Task brief: Comb through the entries for "marker" and pull out each line that holds it.

Available data:

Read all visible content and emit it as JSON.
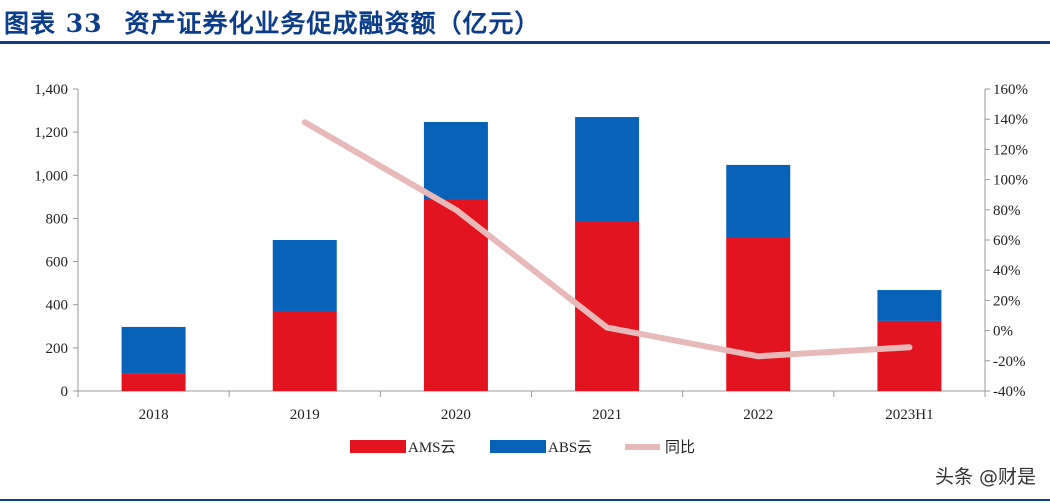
{
  "title": {
    "label": "图表 33",
    "text": "资产证券化业务促成融资额（亿元）"
  },
  "watermark": "头条 @财是",
  "chart_data": {
    "type": "bar",
    "stacked": true,
    "title": "资产证券化业务促成融资额（亿元）",
    "categories": [
      "2018",
      "2019",
      "2020",
      "2021",
      "2022",
      "2023H1"
    ],
    "series": [
      {
        "name": "AMS云",
        "color": "#e3141f",
        "values": [
          83,
          371,
          890,
          788,
          714,
          325
        ]
      },
      {
        "name": "ABS云",
        "color": "#0862b8",
        "values": [
          214,
          329,
          357,
          482,
          334,
          143
        ]
      }
    ],
    "line_series": {
      "name": "同比",
      "color": "#e8b9b9",
      "axis": "right",
      "values": [
        null,
        138,
        80,
        2,
        -17,
        -11
      ]
    },
    "ylim": [
      0,
      1400
    ],
    "yticks": [
      "0",
      "200",
      "400",
      "600",
      "800",
      "1,000",
      "1,200",
      "1,400"
    ],
    "y2lim": [
      -40,
      160
    ],
    "y2ticks": [
      "-40%",
      "-20%",
      "0%",
      "20%",
      "40%",
      "60%",
      "80%",
      "100%",
      "120%",
      "140%",
      "160%"
    ],
    "legend": "bottom",
    "grid": false
  }
}
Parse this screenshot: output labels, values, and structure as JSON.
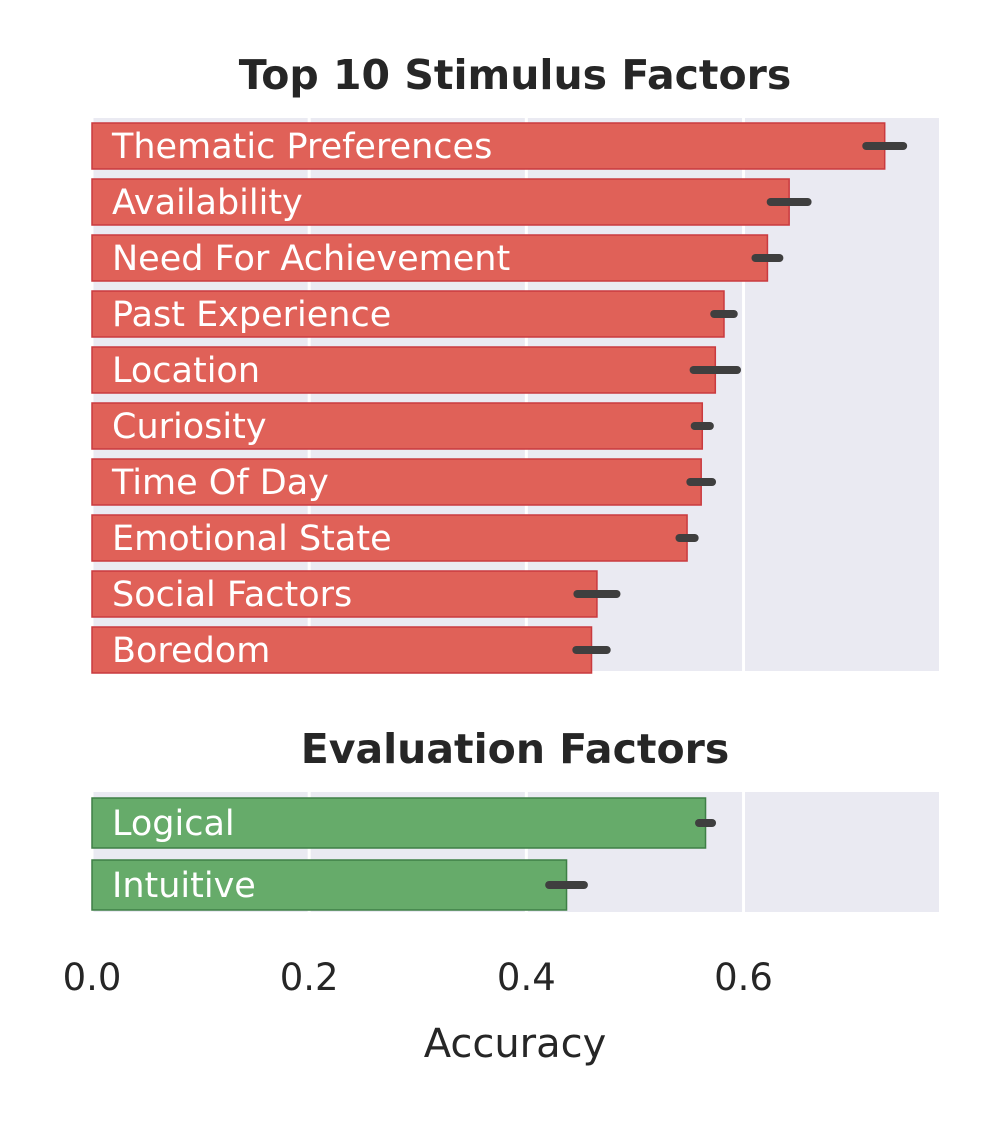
{
  "chart_data": {
    "type": "bar",
    "orientation": "horizontal",
    "xlabel": "Accuracy",
    "xlim": [
      0.0,
      0.78
    ],
    "xticks": [
      0.0,
      0.2,
      0.4,
      0.6
    ],
    "xtick_labels": [
      "0.0",
      "0.2",
      "0.4",
      "0.6"
    ],
    "grid": true,
    "panels": [
      {
        "id": "stimulus",
        "title": "Top 10 Stimulus Factors",
        "color": "#e06158",
        "edge_color": "#c93a3f",
        "categories": [
          "Thematic Preferences",
          "Availability",
          "Need For Achievement",
          "Past Experience",
          "Location",
          "Curiosity",
          "Time Of Day",
          "Emotional State",
          "Social Factors",
          "Boredom"
        ],
        "values": [
          0.73,
          0.642,
          0.622,
          0.582,
          0.574,
          0.562,
          0.561,
          0.548,
          0.465,
          0.46
        ],
        "error_low": [
          0.713,
          0.625,
          0.611,
          0.573,
          0.554,
          0.555,
          0.551,
          0.541,
          0.447,
          0.446
        ],
        "error_high": [
          0.747,
          0.659,
          0.633,
          0.591,
          0.594,
          0.569,
          0.571,
          0.555,
          0.483,
          0.474
        ]
      },
      {
        "id": "evaluation",
        "title": "Evaluation Factors",
        "color": "#66ab6a",
        "edge_color": "#3e7f46",
        "categories": [
          "Logical",
          "Intuitive"
        ],
        "values": [
          0.565,
          0.437
        ],
        "error_low": [
          0.559,
          0.421
        ],
        "error_high": [
          0.571,
          0.453
        ]
      }
    ]
  },
  "colors": {
    "panel_background": "#eaeaf2",
    "grid": "#ffffff",
    "error_bar": "#3f3f3f",
    "text": "#262626"
  }
}
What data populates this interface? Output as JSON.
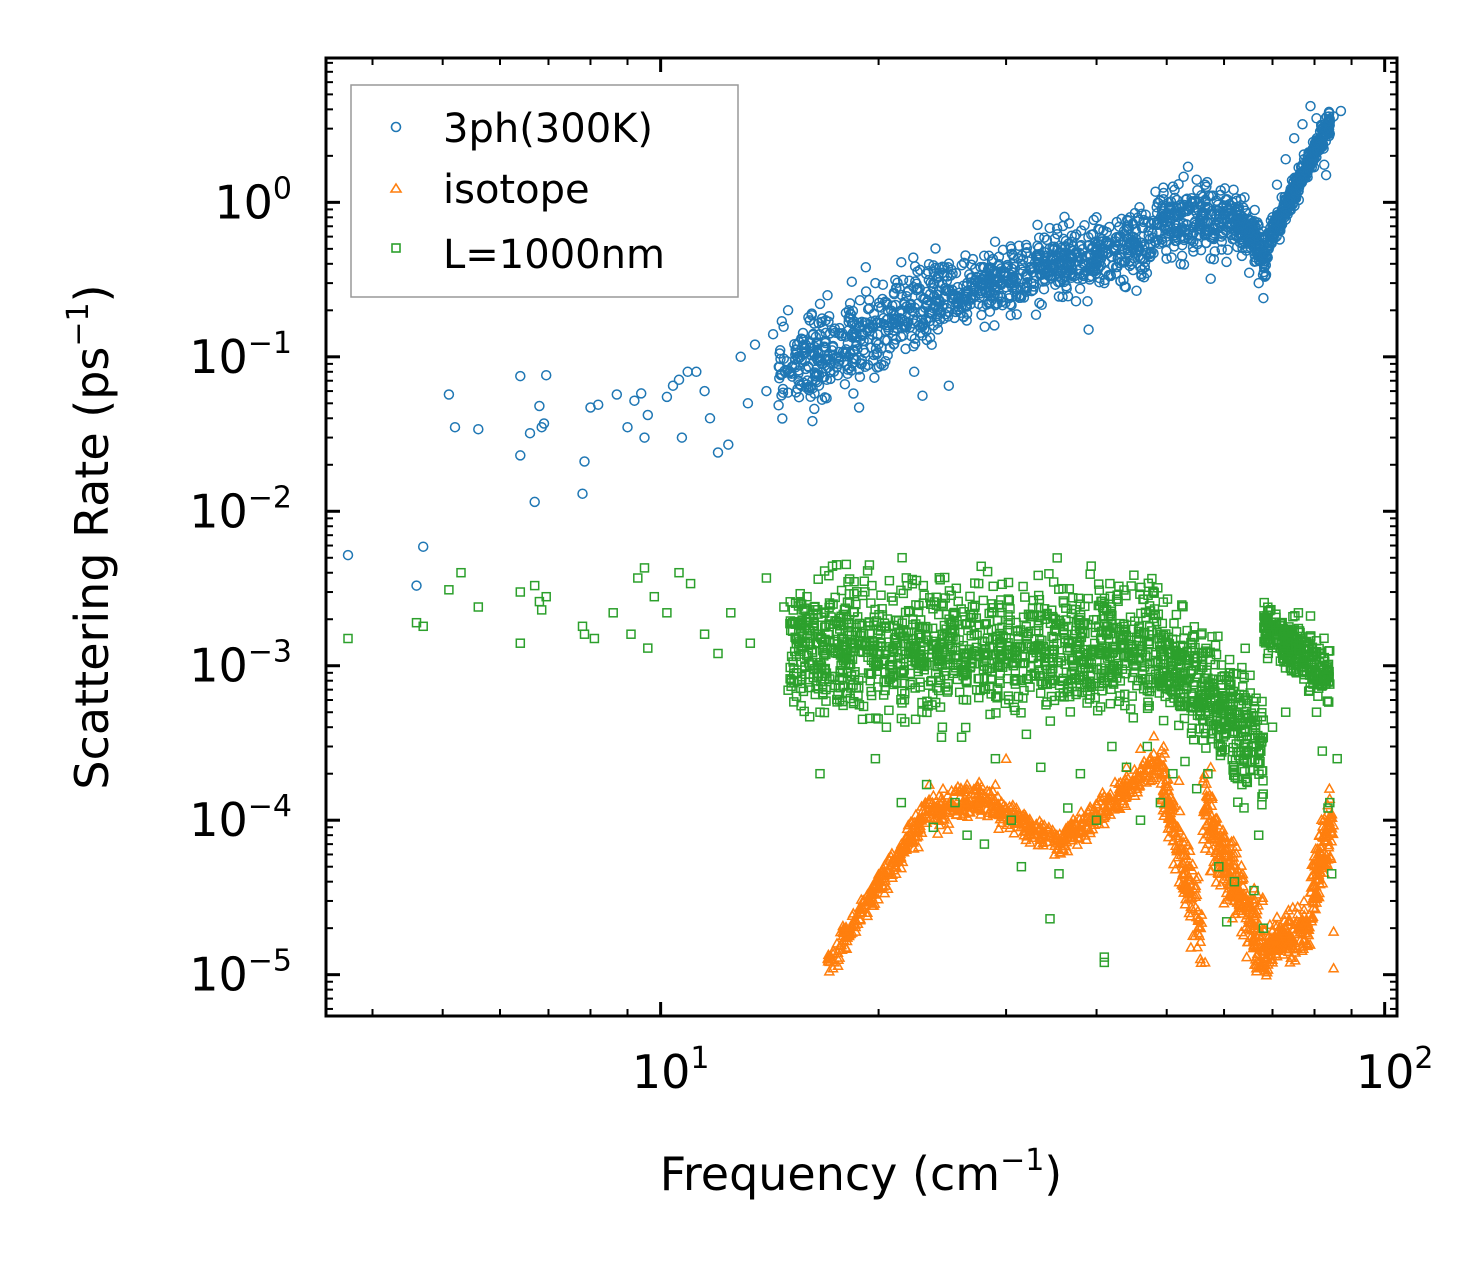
{
  "chart_data": {
    "type": "scatter",
    "title": "",
    "xlabel": "Frequency (cm",
    "xlabel_sup": "−1",
    "xlabel_end": ")",
    "ylabel": "Scattering Rate (ps",
    "ylabel_sup": "−1",
    "ylabel_end": ")",
    "xscale": "log",
    "yscale": "log",
    "xlim": [
      3.45,
      104
    ],
    "ylim": [
      5.4e-06,
      8.6
    ],
    "x_ticks": [
      {
        "value": 10,
        "base": "10",
        "exp": "1"
      },
      {
        "value": 100,
        "base": "10",
        "exp": "2"
      }
    ],
    "y_ticks": [
      {
        "value": 1,
        "base": "10",
        "exp": "0"
      },
      {
        "value": 0.1,
        "base": "10",
        "exp": "−1"
      },
      {
        "value": 0.01,
        "base": "10",
        "exp": "−2"
      },
      {
        "value": 0.001,
        "base": "10",
        "exp": "−3"
      },
      {
        "value": 0.0001,
        "base": "10",
        "exp": "−4"
      },
      {
        "value": 1e-05,
        "base": "10",
        "exp": "−5"
      }
    ],
    "legend_position": "top-left",
    "series": [
      {
        "name": "3ph(300K)",
        "marker": "circle",
        "color": "#1f77b4",
        "points": [
          [
            3.7,
            0.0052
          ],
          [
            4.6,
            0.0033
          ],
          [
            4.7,
            0.0059
          ],
          [
            5.1,
            0.057
          ],
          [
            5.2,
            0.035
          ],
          [
            5.6,
            0.034
          ],
          [
            6.4,
            0.075
          ],
          [
            6.4,
            0.023
          ],
          [
            6.6,
            0.032
          ],
          [
            6.7,
            0.0115
          ],
          [
            6.8,
            0.048
          ],
          [
            6.85,
            0.035
          ],
          [
            6.9,
            0.037
          ],
          [
            6.95,
            0.076
          ],
          [
            7.8,
            0.013
          ],
          [
            7.85,
            0.021
          ],
          [
            8.0,
            0.047
          ],
          [
            8.2,
            0.049
          ],
          [
            8.7,
            0.057
          ],
          [
            9.0,
            0.035
          ],
          [
            9.2,
            0.052
          ],
          [
            9.4,
            0.058
          ],
          [
            9.5,
            0.03
          ],
          [
            9.6,
            0.042
          ],
          [
            10.2,
            0.055
          ],
          [
            10.4,
            0.065
          ],
          [
            10.6,
            0.071
          ],
          [
            10.7,
            0.03
          ],
          [
            10.9,
            0.08
          ],
          [
            11.2,
            0.08
          ],
          [
            11.5,
            0.06
          ],
          [
            11.7,
            0.04
          ],
          [
            12.0,
            0.024
          ],
          [
            12.4,
            0.027
          ],
          [
            12.9,
            0.1
          ],
          [
            13.2,
            0.05
          ],
          [
            13.5,
            0.12
          ],
          [
            14.0,
            0.06
          ],
          [
            14.3,
            0.14
          ],
          [
            14.7,
            0.17
          ],
          [
            15.0,
            0.2
          ],
          [
            15.5,
            0.07
          ],
          [
            16.0,
            0.18
          ],
          [
            16.3,
            0.046
          ],
          [
            16.6,
            0.22
          ],
          [
            17.0,
            0.25
          ],
          [
            17.6,
            0.09
          ],
          [
            18.2,
            0.2
          ],
          [
            18.8,
            0.047
          ],
          [
            19.2,
            0.38
          ],
          [
            19.8,
            0.3
          ],
          [
            20.5,
            0.16
          ],
          [
            21.0,
            0.26
          ],
          [
            21.5,
            0.41
          ],
          [
            22.4,
            0.08
          ],
          [
            23.0,
            0.056
          ],
          [
            23.8,
            0.3
          ],
          [
            24.5,
            0.35
          ],
          [
            25.0,
            0.065
          ],
          [
            26.5,
            0.19
          ],
          [
            27.5,
            0.22
          ],
          [
            28.5,
            0.27
          ],
          [
            29.5,
            0.3
          ],
          [
            30.5,
            0.5
          ],
          [
            31.5,
            0.25
          ],
          [
            33.0,
            0.45
          ],
          [
            34.0,
            0.42
          ],
          [
            35.0,
            0.5
          ],
          [
            36.0,
            0.58
          ],
          [
            37.5,
            0.62
          ],
          [
            38.5,
            0.71
          ],
          [
            39.0,
            0.15
          ],
          [
            40.0,
            0.8
          ],
          [
            41.0,
            0.3
          ],
          [
            42.5,
            0.5
          ],
          [
            44.5,
            0.8
          ],
          [
            46.0,
            0.55
          ],
          [
            48.5,
            0.85
          ],
          [
            49.5,
            1.15
          ],
          [
            50.5,
            0.7
          ],
          [
            52.5,
            0.45
          ],
          [
            53.5,
            1.7
          ],
          [
            55.0,
            1.4
          ],
          [
            56.5,
            1.3
          ],
          [
            57.5,
            0.32
          ],
          [
            59.5,
            0.6
          ],
          [
            60.5,
            0.85
          ],
          [
            62.0,
            0.58
          ],
          [
            63.5,
            0.45
          ],
          [
            65.0,
            0.35
          ],
          [
            67.0,
            0.3
          ],
          [
            68.0,
            0.24
          ],
          [
            70.0,
            0.8
          ],
          [
            71.0,
            1.3
          ],
          [
            73.0,
            1.9
          ],
          [
            75.0,
            2.6
          ],
          [
            77.0,
            3.2
          ],
          [
            79.0,
            4.2
          ],
          [
            80.5,
            3.5
          ],
          [
            81.5,
            2.4
          ],
          [
            82.5,
            1.75
          ],
          [
            83.0,
            1.5
          ],
          [
            85.0,
            3.6
          ],
          [
            87.0,
            3.9
          ]
        ],
        "clusters": [
          {
            "x": [
              14.5,
              24.0
            ],
            "y_mid": [
              0.07,
              0.25
            ],
            "y_spread": 0.4,
            "n": 420
          },
          {
            "x": [
              24.0,
              48.0
            ],
            "y_mid": [
              0.25,
              0.55
            ],
            "y_spread": 0.3,
            "n": 650
          },
          {
            "x": [
              48.0,
              62.0
            ],
            "y_mid": [
              0.75,
              0.8
            ],
            "y_spread": 0.28,
            "n": 260
          },
          {
            "x": [
              62.0,
              69.0
            ],
            "y_mid": [
              0.8,
              0.45
            ],
            "y_spread": 0.2,
            "n": 170
          },
          {
            "x": [
              69.0,
              84.0
            ],
            "y_mid": [
              0.55,
              3.3
            ],
            "y_spread": 0.12,
            "n": 330
          }
        ]
      },
      {
        "name": "isotope",
        "marker": "triangle",
        "color": "#ff7f0e",
        "points": [
          [
            17.1,
            1.05e-05
          ],
          [
            17.3,
            1.1e-05
          ],
          [
            17.6,
            1.25e-05
          ],
          [
            18.0,
            1.5e-05
          ],
          [
            18.6,
            1.9e-05
          ],
          [
            19.3,
            2.4e-05
          ],
          [
            19.7,
            2.8e-05
          ],
          [
            20.6,
            3.6e-05
          ],
          [
            21.5,
            4.9e-05
          ],
          [
            22.7,
            6.7e-05
          ],
          [
            23.2,
            0.00013
          ],
          [
            23.5,
            0.00017
          ],
          [
            24.0,
            0.0001
          ],
          [
            25.0,
            9.5e-05
          ],
          [
            26.0,
            0.00016
          ],
          [
            26.5,
            0.00017
          ],
          [
            27.5,
            0.00015
          ],
          [
            29.0,
            0.00017
          ],
          [
            30.0,
            0.00025
          ],
          [
            31.0,
            0.00012
          ],
          [
            33.0,
            8e-05
          ],
          [
            35.0,
            6e-05
          ],
          [
            36.0,
            6.5e-05
          ],
          [
            38.0,
            8.5e-05
          ],
          [
            40.5,
            0.00014
          ],
          [
            44.0,
            0.00022
          ],
          [
            46.0,
            0.00029
          ],
          [
            48.0,
            0.00035
          ],
          [
            49.5,
            0.0003
          ],
          [
            52.0,
            0.00018
          ],
          [
            54.0,
            1.5e-05
          ],
          [
            56.5,
            1.2e-05
          ],
          [
            57.5,
            0.00022
          ],
          [
            60.0,
            8e-05
          ],
          [
            63.0,
            3e-05
          ],
          [
            66.5,
            1.1e-05
          ],
          [
            70.0,
            1.2e-05
          ],
          [
            74.0,
            1.2e-05
          ],
          [
            78.0,
            2e-05
          ],
          [
            81.0,
            6e-05
          ],
          [
            84.5,
            0.00011
          ],
          [
            85.0,
            1.1e-05
          ],
          [
            85.0,
            1.9e-05
          ]
        ],
        "clusters": [
          {
            "x": [
              17.0,
              23.5
            ],
            "y_mid": [
              1.2e-05,
              0.00012
            ],
            "y_spread": 0.12,
            "n": 220
          },
          {
            "x": [
              23.5,
              27.5
            ],
            "y_mid": [
              0.00011,
              0.00014
            ],
            "y_spread": 0.15,
            "n": 110
          },
          {
            "x": [
              27.5,
              35.5
            ],
            "y_mid": [
              0.00014,
              7e-05
            ],
            "y_spread": 0.12,
            "n": 170
          },
          {
            "x": [
              35.5,
              49.0
            ],
            "y_mid": [
              7e-05,
              0.00024
            ],
            "y_spread": 0.12,
            "n": 220
          },
          {
            "x": [
              49.0,
              56.0
            ],
            "y_mid": [
              0.0002,
              1.8e-05
            ],
            "y_spread": 0.3,
            "n": 160
          },
          {
            "x": [
              56.0,
              69.0
            ],
            "y_mid": [
              0.00012,
              1.2e-05
            ],
            "y_spread": 0.35,
            "n": 280
          },
          {
            "x": [
              69.0,
              79.0
            ],
            "y_mid": [
              1.5e-05,
              2.2e-05
            ],
            "y_spread": 0.2,
            "n": 160
          },
          {
            "x": [
              79.0,
              85.0
            ],
            "y_mid": [
              3e-05,
              0.00011
            ],
            "y_spread": 0.3,
            "n": 120
          }
        ]
      },
      {
        "name": "L=1000nm",
        "marker": "square",
        "color": "#2ca02c",
        "points": [
          [
            3.7,
            0.0015
          ],
          [
            4.6,
            0.0019
          ],
          [
            4.7,
            0.0018
          ],
          [
            5.1,
            0.0031
          ],
          [
            5.3,
            0.004
          ],
          [
            5.6,
            0.0024
          ],
          [
            6.4,
            0.003
          ],
          [
            6.4,
            0.0014
          ],
          [
            6.7,
            0.0033
          ],
          [
            6.8,
            0.0026
          ],
          [
            6.85,
            0.0023
          ],
          [
            6.95,
            0.0028
          ],
          [
            7.8,
            0.0018
          ],
          [
            7.85,
            0.0016
          ],
          [
            8.1,
            0.0015
          ],
          [
            8.6,
            0.0022
          ],
          [
            9.1,
            0.0016
          ],
          [
            9.3,
            0.0037
          ],
          [
            9.5,
            0.0043
          ],
          [
            9.6,
            0.0013
          ],
          [
            9.8,
            0.0028
          ],
          [
            10.2,
            0.0022
          ],
          [
            10.6,
            0.004
          ],
          [
            11.0,
            0.0034
          ],
          [
            11.5,
            0.0016
          ],
          [
            12.0,
            0.0012
          ],
          [
            12.5,
            0.0022
          ],
          [
            13.3,
            0.0014
          ],
          [
            14.0,
            0.0037
          ],
          [
            14.8,
            0.0024
          ],
          [
            15.4,
            0.0009
          ],
          [
            16.0,
            0.0012
          ],
          [
            16.6,
            0.0002
          ],
          [
            16.6,
            0.0005
          ],
          [
            17.5,
            0.0045
          ],
          [
            18.5,
            0.0035
          ],
          [
            19.0,
            0.00045
          ],
          [
            19.8,
            0.00025
          ],
          [
            20.5,
            0.0004
          ],
          [
            21.5,
            0.00013
          ],
          [
            22.5,
            0.00045
          ],
          [
            23.3,
            0.00017
          ],
          [
            23.8,
            9e-05
          ],
          [
            24.5,
            0.0004
          ],
          [
            25.5,
            0.00013
          ],
          [
            26.5,
            8e-05
          ],
          [
            27.5,
            0.0034
          ],
          [
            28.0,
            7e-05
          ],
          [
            29.0,
            0.00025
          ],
          [
            30.5,
            0.0001
          ],
          [
            31.5,
            5e-05
          ],
          [
            32.0,
            0.00036
          ],
          [
            33.5,
            0.00022
          ],
          [
            34.5,
            2.3e-05
          ],
          [
            35.5,
            4.5e-05
          ],
          [
            36.5,
            0.00012
          ],
          [
            38.0,
            0.0002
          ],
          [
            40.0,
            0.0001
          ],
          [
            41.0,
            1.3e-05
          ],
          [
            41.0,
            1.2e-05
          ],
          [
            42.0,
            0.0003
          ],
          [
            44.0,
            0.00022
          ],
          [
            46.0,
            0.0001
          ],
          [
            47.0,
            0.0003
          ],
          [
            49.0,
            0.00013
          ],
          [
            51.0,
            0.0002
          ],
          [
            53.0,
            0.00024
          ],
          [
            55.0,
            0.00016
          ],
          [
            57.0,
            0.0002
          ],
          [
            59.0,
            5e-05
          ],
          [
            60.5,
            2.2e-05
          ],
          [
            62.0,
            4e-05
          ],
          [
            63.5,
            0.00017
          ],
          [
            66.0,
            3.5e-05
          ],
          [
            67.0,
            8e-05
          ],
          [
            68.0,
            2e-05
          ],
          [
            70.0,
            0.0004
          ],
          [
            73.0,
            0.0005
          ],
          [
            76.0,
            0.0022
          ],
          [
            79.0,
            0.0021
          ],
          [
            80.5,
            0.0005
          ],
          [
            82.0,
            0.00028
          ],
          [
            83.5,
            0.00012
          ],
          [
            84.0,
            0.00013
          ],
          [
            84.5,
            4.5e-05
          ],
          [
            86.0,
            0.00025
          ]
        ],
        "clusters": [
          {
            "x": [
              15.0,
              49.0
            ],
            "y_mid": [
              0.0013,
              0.0013
            ],
            "y_spread": 0.55,
            "n": 1300
          },
          {
            "x": [
              49.0,
              68.0
            ],
            "y_mid": [
              0.0012,
              0.0003
            ],
            "y_spread": 0.5,
            "n": 450
          },
          {
            "x": [
              68.0,
              84.0
            ],
            "y_mid": [
              0.0018,
              0.0009
            ],
            "y_spread": 0.25,
            "n": 280
          }
        ]
      }
    ]
  }
}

Result for this task:
        "marker": "circle",
        "marker": "triangle",
        "marker": "square",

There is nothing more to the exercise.